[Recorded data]
———

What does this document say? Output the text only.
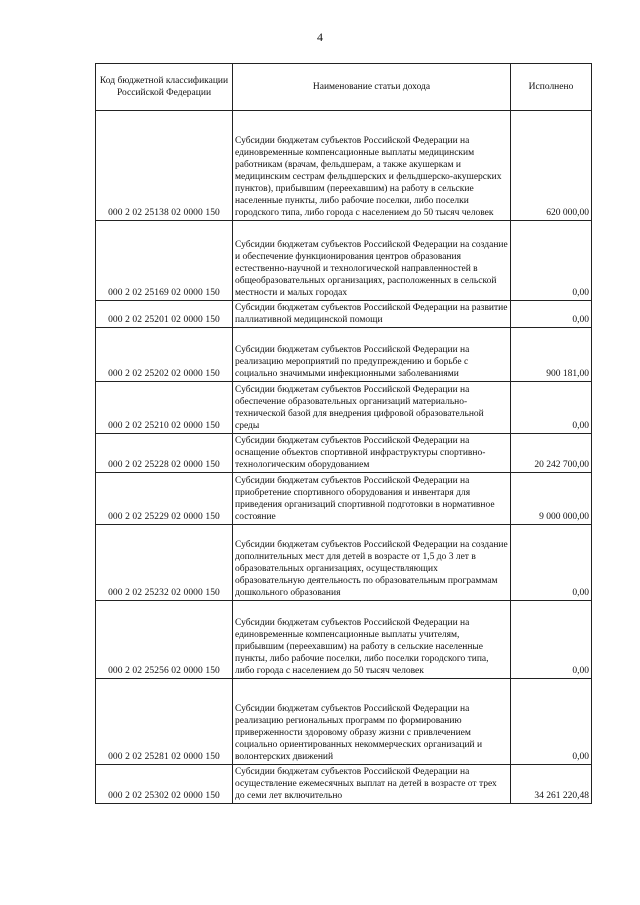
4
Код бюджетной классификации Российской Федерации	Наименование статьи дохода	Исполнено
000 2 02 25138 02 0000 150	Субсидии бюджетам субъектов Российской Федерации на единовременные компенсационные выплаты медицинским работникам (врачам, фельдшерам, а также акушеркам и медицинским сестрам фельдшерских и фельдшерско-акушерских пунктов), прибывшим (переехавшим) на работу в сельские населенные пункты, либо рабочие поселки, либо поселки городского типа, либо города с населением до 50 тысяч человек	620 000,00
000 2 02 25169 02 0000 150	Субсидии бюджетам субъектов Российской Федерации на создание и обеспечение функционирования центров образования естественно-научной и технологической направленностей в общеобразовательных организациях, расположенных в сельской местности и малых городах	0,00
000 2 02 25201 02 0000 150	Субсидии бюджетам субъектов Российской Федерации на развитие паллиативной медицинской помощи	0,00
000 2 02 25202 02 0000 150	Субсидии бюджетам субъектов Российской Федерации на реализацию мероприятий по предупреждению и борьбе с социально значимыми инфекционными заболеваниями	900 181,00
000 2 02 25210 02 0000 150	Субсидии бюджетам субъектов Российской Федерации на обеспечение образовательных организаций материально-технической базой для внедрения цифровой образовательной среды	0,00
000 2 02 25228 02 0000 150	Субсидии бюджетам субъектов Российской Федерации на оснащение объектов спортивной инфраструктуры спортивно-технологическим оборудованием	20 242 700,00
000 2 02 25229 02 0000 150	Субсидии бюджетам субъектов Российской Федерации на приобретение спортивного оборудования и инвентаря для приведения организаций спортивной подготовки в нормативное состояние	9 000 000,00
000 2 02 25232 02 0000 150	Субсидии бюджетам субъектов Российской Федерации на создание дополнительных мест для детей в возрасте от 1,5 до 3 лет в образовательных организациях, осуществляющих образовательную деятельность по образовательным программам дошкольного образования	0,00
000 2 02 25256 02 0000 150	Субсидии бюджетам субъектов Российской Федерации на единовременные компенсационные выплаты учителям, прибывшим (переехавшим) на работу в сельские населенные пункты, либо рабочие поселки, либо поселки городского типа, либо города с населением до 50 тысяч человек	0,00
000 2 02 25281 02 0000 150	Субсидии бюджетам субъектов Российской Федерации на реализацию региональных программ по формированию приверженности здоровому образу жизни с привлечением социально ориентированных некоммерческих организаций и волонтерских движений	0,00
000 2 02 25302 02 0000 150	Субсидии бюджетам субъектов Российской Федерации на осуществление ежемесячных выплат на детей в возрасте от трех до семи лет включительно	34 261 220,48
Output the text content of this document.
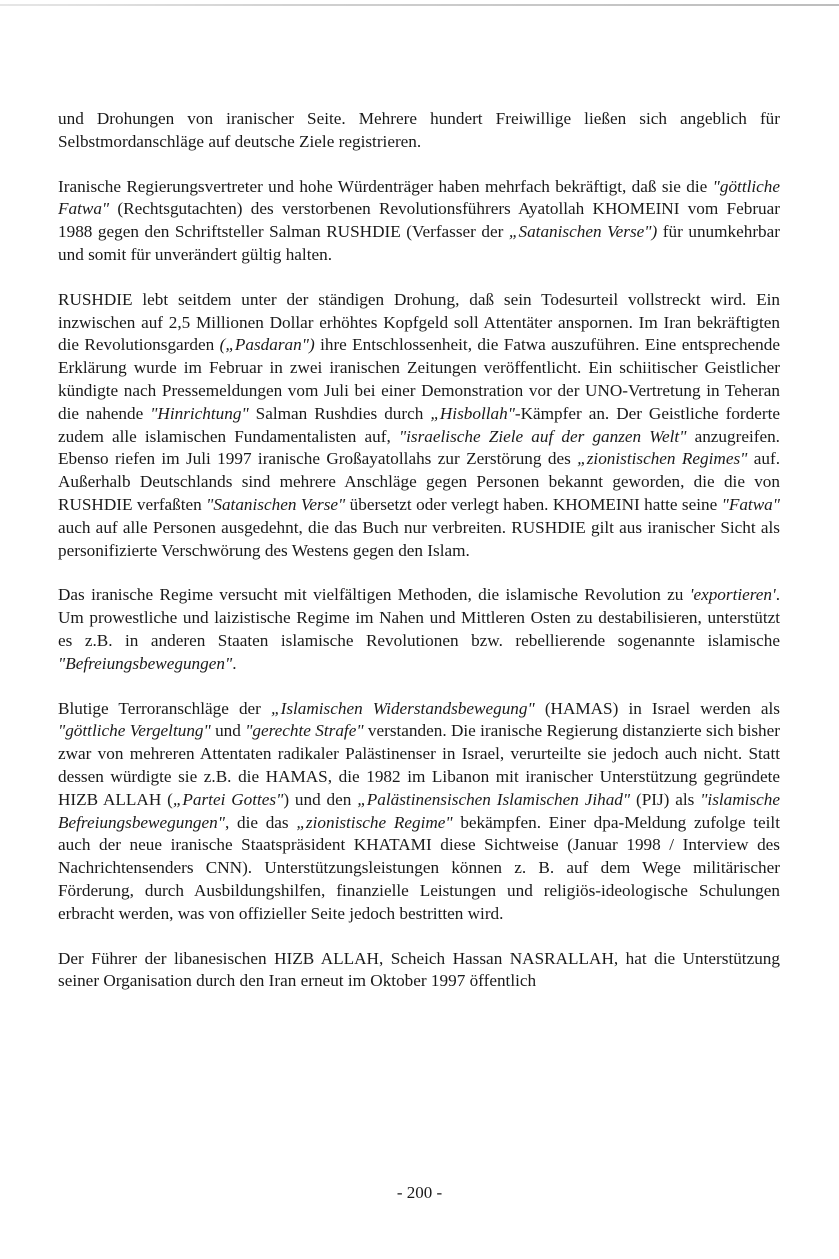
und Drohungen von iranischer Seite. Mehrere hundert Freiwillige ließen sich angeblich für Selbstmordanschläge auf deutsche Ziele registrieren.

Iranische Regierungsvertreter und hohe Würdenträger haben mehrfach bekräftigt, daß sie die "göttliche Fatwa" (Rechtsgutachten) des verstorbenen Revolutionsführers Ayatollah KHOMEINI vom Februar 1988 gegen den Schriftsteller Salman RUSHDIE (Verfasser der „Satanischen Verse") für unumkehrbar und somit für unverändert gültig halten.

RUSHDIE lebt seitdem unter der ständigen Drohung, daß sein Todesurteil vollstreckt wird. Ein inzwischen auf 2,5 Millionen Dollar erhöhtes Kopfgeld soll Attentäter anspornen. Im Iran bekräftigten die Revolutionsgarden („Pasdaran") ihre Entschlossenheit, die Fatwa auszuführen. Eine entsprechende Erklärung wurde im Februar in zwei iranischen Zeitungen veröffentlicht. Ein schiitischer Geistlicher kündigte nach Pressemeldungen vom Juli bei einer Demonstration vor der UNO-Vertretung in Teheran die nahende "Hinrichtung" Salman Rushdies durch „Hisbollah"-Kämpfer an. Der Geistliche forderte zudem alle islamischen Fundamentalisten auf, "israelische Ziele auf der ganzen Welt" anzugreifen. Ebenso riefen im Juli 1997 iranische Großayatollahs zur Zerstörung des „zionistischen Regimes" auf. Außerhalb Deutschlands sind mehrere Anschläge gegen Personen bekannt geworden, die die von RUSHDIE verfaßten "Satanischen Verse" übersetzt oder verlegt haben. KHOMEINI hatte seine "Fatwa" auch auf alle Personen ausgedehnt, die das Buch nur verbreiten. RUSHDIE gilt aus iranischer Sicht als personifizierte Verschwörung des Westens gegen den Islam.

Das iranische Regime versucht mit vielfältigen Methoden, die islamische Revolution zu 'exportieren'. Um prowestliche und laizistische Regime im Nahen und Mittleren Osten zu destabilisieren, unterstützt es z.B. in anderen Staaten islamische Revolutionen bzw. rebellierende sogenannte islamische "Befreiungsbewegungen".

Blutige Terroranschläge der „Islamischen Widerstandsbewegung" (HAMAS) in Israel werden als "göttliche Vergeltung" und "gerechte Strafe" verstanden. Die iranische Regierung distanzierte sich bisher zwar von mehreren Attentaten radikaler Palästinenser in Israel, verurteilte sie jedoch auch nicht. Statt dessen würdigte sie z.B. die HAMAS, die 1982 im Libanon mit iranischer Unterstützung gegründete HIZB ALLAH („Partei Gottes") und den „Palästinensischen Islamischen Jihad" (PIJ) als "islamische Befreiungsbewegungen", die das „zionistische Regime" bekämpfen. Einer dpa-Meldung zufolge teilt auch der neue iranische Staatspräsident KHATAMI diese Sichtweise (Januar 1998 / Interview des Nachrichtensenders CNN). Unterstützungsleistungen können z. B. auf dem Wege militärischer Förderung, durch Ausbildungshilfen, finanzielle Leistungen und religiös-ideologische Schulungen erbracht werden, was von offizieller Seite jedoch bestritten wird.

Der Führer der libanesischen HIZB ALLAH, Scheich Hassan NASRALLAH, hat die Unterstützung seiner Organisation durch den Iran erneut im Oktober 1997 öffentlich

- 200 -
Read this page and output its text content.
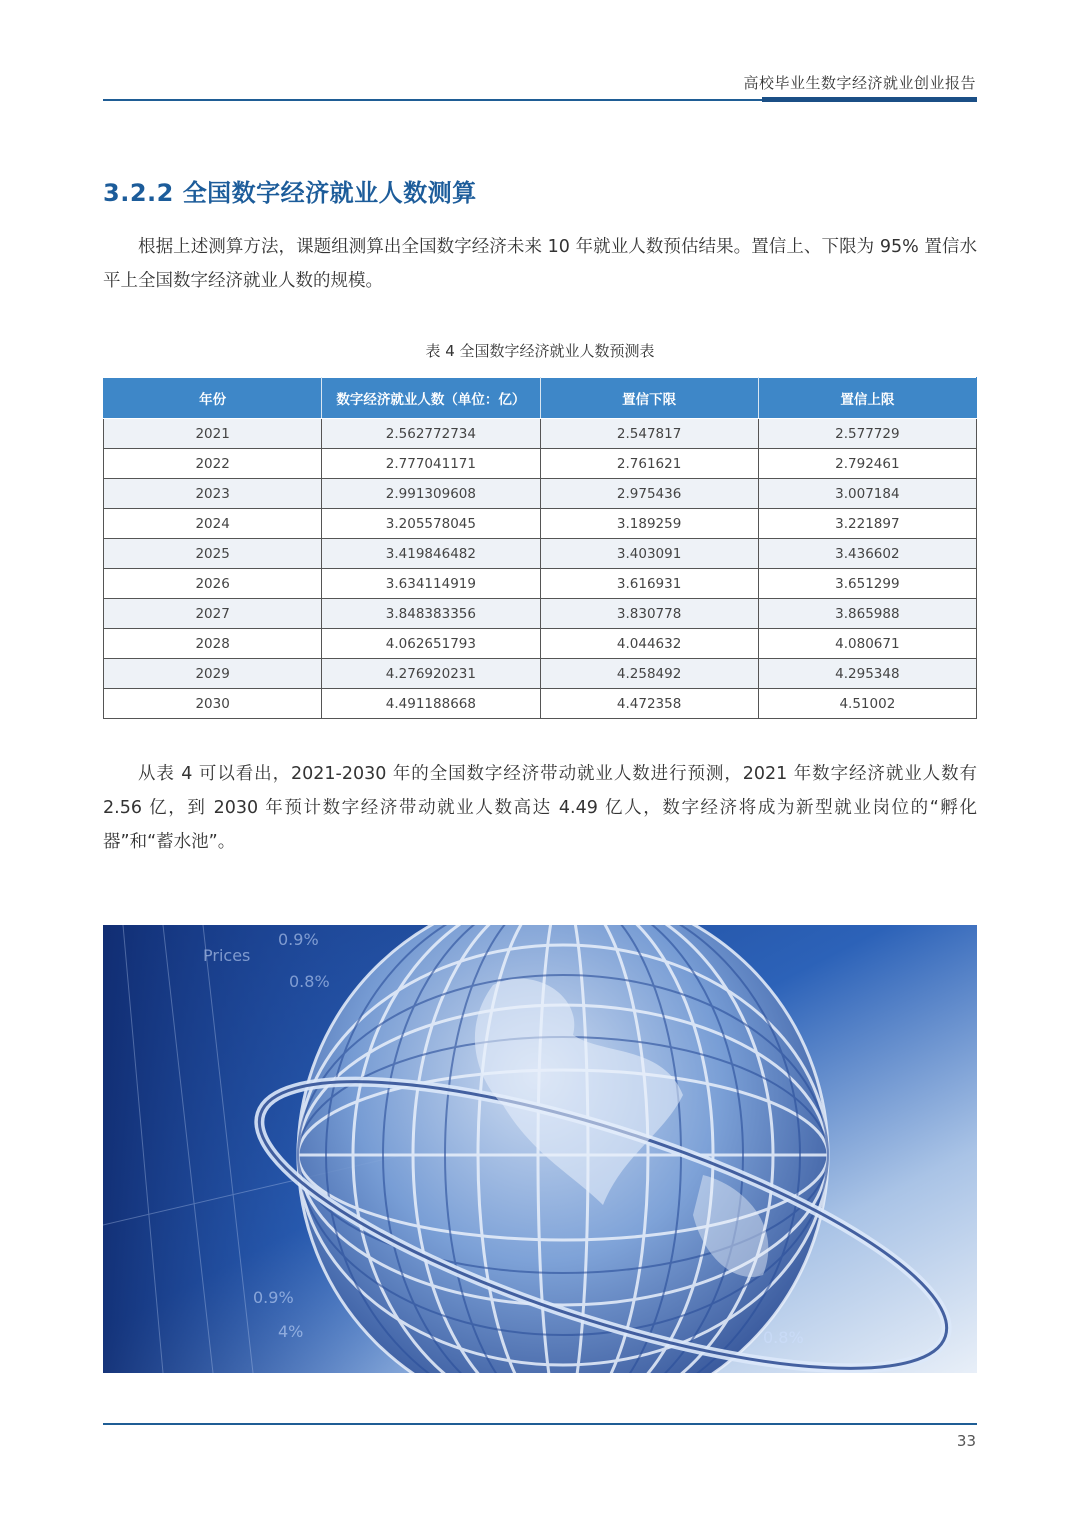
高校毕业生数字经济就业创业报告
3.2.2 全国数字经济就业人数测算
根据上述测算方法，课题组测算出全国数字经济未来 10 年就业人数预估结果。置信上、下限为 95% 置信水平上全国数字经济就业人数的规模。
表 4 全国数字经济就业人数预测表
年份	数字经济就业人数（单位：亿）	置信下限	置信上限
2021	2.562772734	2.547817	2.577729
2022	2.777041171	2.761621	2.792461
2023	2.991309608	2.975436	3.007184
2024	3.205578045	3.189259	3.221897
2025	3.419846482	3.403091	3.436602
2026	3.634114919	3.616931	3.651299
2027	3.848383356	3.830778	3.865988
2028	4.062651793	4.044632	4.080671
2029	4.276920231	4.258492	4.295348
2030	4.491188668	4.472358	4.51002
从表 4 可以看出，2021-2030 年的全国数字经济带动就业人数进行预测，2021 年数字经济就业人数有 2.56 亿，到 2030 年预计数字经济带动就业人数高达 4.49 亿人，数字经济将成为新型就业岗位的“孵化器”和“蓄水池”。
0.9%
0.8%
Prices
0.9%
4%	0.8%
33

———

Please copy exactly the lines from the one containing "Read this page and output its text content." through the last line of the records above, both included, and leave out any pictures.

▶ **RESULT BELOW**:
Read this page and output its text content.
高校毕业生数字经济就业创业报告
3.2.2 全国数字经济就业人数测算
根据上述测算方法，课题组测算出全国数字经济未来 10 年就业人数预估结果。置信上、下限为 95% 置信水平上全国数字经济就业人数的规模。
表 4 全国数字经济就业人数预测表
年份	数字经济就业人数（单位：亿）	置信下限	置信上限
2021	2.562772734	2.547817	2.577729
2022	2.777041171	2.761621	2.792461
2023	2.991309608	2.975436	3.007184
2024	3.205578045	3.189259	3.221897
2025	3.419846482	3.403091	3.436602
2026	3.634114919	3.616931	3.651299
2027	3.848383356	3.830778	3.865988
2028	4.062651793	4.044632	4.080671
2029	4.276920231	4.258492	4.295348
2030	4.491188668	4.472358	4.51002
从表 4 可以看出，2021-2030 年的全国数字经济带动就业人数进行预测，2021 年数字经济就业人数有 2.56 亿，到 2030 年预计数字经济带动就业人数高达 4.49 亿人，数字经济将成为新型就业岗位的“孵化器”和“蓄水池”。
0.9%
0.8%
Prices
0.9%
4%	0.8%
33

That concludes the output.